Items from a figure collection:
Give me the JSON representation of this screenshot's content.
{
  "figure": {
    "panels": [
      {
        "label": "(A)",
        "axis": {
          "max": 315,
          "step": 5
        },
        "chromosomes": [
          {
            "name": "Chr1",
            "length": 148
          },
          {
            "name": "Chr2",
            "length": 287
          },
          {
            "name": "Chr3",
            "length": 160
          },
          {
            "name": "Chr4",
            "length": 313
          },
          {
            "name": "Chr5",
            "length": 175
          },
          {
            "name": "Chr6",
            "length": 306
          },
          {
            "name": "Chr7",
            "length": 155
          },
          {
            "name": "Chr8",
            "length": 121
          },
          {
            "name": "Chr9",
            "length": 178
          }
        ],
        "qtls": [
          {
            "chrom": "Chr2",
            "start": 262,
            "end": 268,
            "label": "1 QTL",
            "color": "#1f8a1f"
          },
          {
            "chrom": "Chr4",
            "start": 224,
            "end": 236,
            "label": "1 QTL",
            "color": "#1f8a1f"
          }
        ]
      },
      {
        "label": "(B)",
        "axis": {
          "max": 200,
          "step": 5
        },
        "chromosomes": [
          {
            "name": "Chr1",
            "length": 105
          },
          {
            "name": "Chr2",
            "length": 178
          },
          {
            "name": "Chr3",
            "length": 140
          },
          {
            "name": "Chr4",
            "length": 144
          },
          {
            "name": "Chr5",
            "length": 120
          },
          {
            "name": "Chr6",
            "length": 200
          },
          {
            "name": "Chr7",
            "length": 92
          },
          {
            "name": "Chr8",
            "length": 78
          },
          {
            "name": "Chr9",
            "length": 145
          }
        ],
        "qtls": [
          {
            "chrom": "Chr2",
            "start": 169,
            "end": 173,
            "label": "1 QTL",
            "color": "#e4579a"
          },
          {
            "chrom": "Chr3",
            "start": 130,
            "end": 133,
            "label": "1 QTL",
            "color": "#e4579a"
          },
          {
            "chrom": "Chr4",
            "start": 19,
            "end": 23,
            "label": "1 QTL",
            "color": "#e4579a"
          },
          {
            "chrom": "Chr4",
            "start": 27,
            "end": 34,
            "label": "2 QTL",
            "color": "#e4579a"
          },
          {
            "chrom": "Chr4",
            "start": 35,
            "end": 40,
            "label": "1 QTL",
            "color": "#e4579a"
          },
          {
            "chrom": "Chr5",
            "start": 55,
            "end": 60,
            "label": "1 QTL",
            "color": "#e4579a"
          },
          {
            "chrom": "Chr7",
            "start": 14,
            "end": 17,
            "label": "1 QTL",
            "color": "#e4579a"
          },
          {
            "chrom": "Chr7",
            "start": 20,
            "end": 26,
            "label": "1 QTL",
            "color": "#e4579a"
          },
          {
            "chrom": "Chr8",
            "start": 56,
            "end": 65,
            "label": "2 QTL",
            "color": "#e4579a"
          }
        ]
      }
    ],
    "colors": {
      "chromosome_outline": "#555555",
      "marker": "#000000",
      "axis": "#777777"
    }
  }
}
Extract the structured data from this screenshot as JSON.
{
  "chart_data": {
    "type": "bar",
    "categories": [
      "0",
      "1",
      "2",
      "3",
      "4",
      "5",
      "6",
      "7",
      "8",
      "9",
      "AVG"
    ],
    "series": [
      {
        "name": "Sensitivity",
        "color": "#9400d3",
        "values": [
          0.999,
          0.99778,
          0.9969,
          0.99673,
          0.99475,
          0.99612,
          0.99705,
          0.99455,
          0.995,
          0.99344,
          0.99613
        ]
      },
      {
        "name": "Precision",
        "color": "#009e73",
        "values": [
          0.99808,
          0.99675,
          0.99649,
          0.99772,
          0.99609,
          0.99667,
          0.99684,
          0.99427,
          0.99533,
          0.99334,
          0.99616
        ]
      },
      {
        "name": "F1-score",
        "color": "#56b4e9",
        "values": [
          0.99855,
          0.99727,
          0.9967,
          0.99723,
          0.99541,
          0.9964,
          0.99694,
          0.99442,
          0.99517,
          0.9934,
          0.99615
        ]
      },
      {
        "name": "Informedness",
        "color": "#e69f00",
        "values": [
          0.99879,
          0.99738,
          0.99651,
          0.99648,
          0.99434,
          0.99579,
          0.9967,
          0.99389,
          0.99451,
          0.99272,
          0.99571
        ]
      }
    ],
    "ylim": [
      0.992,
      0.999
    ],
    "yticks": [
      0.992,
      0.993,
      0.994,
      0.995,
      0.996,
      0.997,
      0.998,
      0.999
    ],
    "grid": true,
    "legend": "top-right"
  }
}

**Job**
Starting with the line that contains "Extract the structured", output every line through the end of the listing above, unchanged.

**Written answer**
Extract the structured data from this screenshot as JSON.
{
  "chart_data": {
    "type": "bar",
    "categories": [
      "0",
      "1",
      "2",
      "3",
      "4",
      "5",
      "6",
      "7",
      "8",
      "9",
      "AVG"
    ],
    "series": [
      {
        "name": "Sensitivity",
        "color": "#9400d3",
        "values": [
          0.999,
          0.99778,
          0.9969,
          0.99673,
          0.99475,
          0.99612,
          0.99705,
          0.99455,
          0.995,
          0.99344,
          0.99613
        ]
      },
      {
        "name": "Precision",
        "color": "#009e73",
        "values": [
          0.99808,
          0.99675,
          0.99649,
          0.99772,
          0.99609,
          0.99667,
          0.99684,
          0.99427,
          0.99533,
          0.99334,
          0.99616
        ]
      },
      {
        "name": "F1-score",
        "color": "#56b4e9",
        "values": [
          0.99855,
          0.99727,
          0.9967,
          0.99723,
          0.99541,
          0.9964,
          0.99694,
          0.99442,
          0.99517,
          0.9934,
          0.99615
        ]
      },
      {
        "name": "Informedness",
        "color": "#e69f00",
        "values": [
          0.99879,
          0.99738,
          0.99651,
          0.99648,
          0.99434,
          0.99579,
          0.9967,
          0.99389,
          0.99451,
          0.99272,
          0.99571
        ]
      }
    ],
    "ylim": [
      0.992,
      0.999
    ],
    "yticks": [
      0.992,
      0.993,
      0.994,
      0.995,
      0.996,
      0.997,
      0.998,
      0.999
    ],
    "grid": true,
    "legend": "top-right"
  }
}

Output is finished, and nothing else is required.